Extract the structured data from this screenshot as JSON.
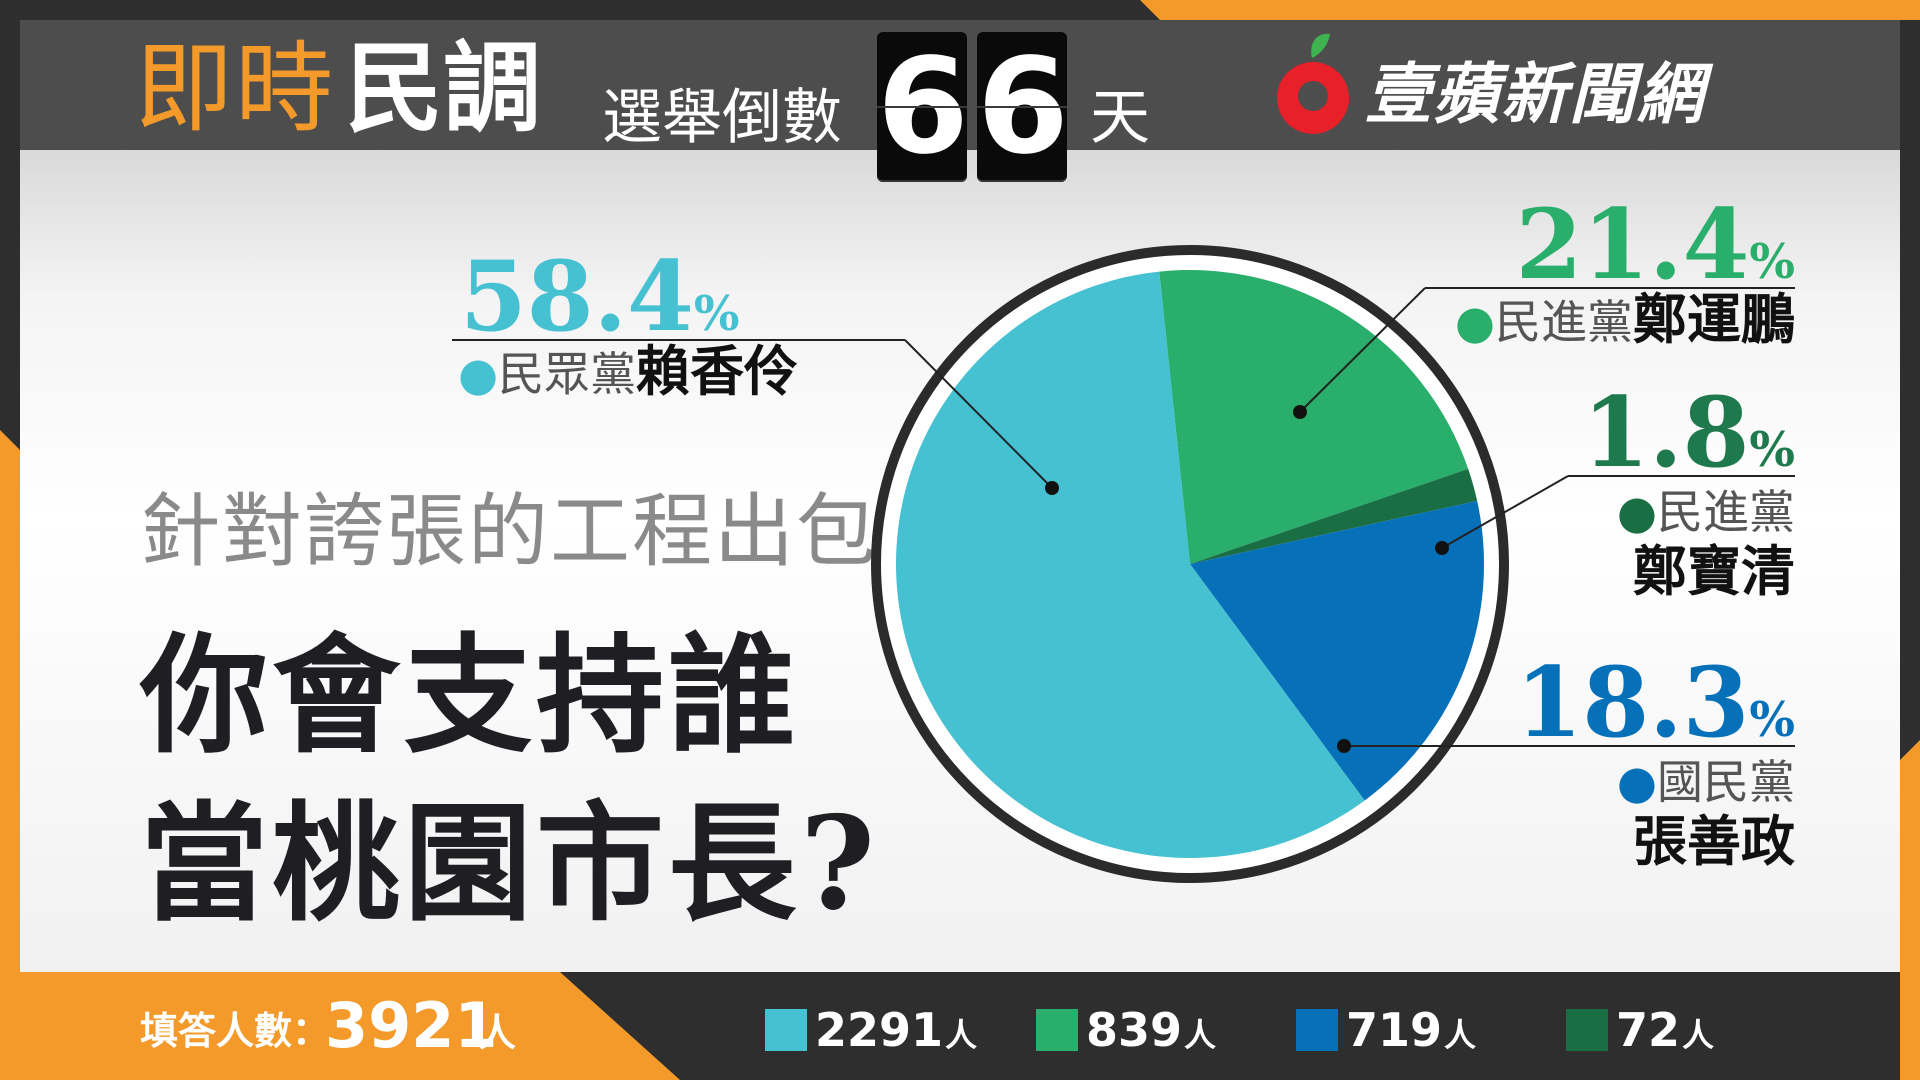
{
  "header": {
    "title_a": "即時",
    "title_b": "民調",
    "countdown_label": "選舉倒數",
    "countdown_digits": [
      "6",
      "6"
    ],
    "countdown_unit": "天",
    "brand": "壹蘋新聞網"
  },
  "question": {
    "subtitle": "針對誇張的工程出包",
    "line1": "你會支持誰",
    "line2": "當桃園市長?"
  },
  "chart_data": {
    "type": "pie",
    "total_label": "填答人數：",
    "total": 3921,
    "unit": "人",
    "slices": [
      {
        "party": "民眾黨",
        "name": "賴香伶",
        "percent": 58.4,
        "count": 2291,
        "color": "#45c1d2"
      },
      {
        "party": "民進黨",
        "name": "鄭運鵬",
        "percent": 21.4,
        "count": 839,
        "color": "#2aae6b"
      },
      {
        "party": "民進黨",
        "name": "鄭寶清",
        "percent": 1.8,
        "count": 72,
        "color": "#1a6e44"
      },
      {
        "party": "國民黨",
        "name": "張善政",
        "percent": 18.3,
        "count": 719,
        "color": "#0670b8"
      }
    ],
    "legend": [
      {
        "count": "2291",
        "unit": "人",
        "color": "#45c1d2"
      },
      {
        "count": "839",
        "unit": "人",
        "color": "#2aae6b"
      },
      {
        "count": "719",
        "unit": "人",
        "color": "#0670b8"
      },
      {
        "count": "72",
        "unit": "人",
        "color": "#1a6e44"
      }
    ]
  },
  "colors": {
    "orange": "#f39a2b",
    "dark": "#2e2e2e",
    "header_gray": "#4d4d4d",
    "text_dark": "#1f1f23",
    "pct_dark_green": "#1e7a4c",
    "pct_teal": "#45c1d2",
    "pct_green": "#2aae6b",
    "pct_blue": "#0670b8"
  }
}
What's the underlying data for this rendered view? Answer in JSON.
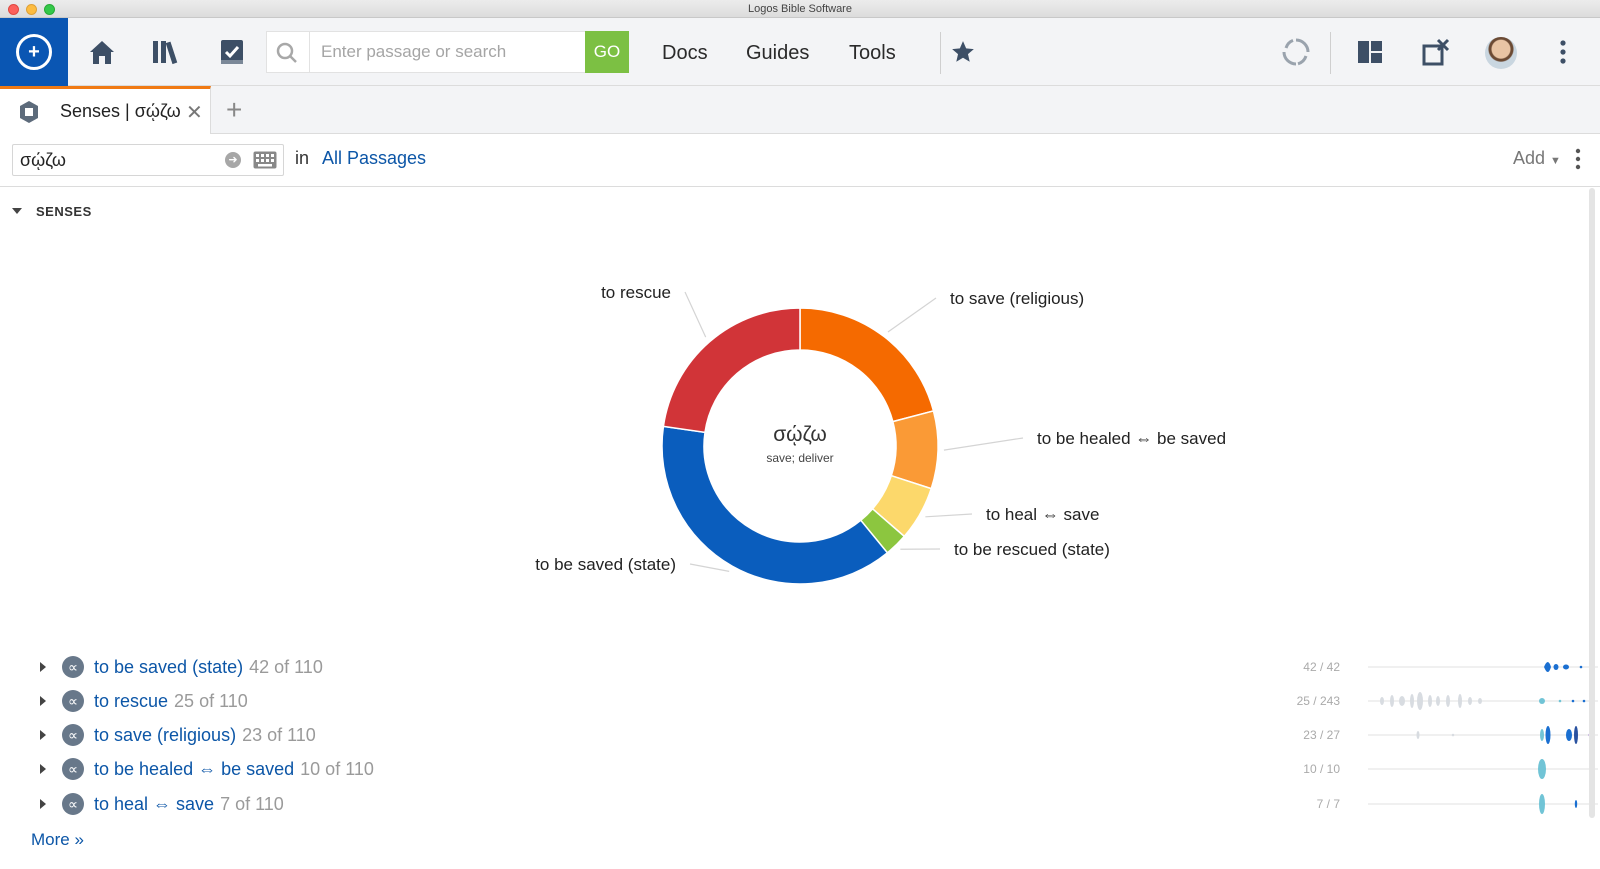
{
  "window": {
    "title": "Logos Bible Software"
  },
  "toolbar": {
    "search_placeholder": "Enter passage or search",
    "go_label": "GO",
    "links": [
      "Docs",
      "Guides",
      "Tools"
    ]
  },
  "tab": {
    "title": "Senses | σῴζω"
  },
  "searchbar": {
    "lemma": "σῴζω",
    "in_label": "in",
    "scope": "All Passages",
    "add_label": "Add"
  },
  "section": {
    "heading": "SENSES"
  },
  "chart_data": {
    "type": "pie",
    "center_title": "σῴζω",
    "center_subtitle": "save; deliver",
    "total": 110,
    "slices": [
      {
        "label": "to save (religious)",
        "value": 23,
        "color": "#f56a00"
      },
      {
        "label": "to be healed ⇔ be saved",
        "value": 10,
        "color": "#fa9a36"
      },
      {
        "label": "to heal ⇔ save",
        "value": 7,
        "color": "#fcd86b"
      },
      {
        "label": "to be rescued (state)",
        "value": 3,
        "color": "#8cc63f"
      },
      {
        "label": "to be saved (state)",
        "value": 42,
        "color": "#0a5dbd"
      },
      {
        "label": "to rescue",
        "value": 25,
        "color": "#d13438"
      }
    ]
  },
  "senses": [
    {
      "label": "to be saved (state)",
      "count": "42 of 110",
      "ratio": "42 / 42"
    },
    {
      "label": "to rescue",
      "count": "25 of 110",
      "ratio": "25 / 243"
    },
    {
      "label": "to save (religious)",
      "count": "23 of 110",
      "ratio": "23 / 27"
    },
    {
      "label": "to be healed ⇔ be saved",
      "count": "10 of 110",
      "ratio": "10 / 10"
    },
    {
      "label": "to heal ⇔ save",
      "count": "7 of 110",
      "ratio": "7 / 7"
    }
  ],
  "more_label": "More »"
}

• **Problem details**
Using the material above, gather every line that includes "value".

• **Finished exercise**
        "value": 23,
        "value": 10,
        "value": 7,
        "value": 3,
        "value": 42,
        "value": 25,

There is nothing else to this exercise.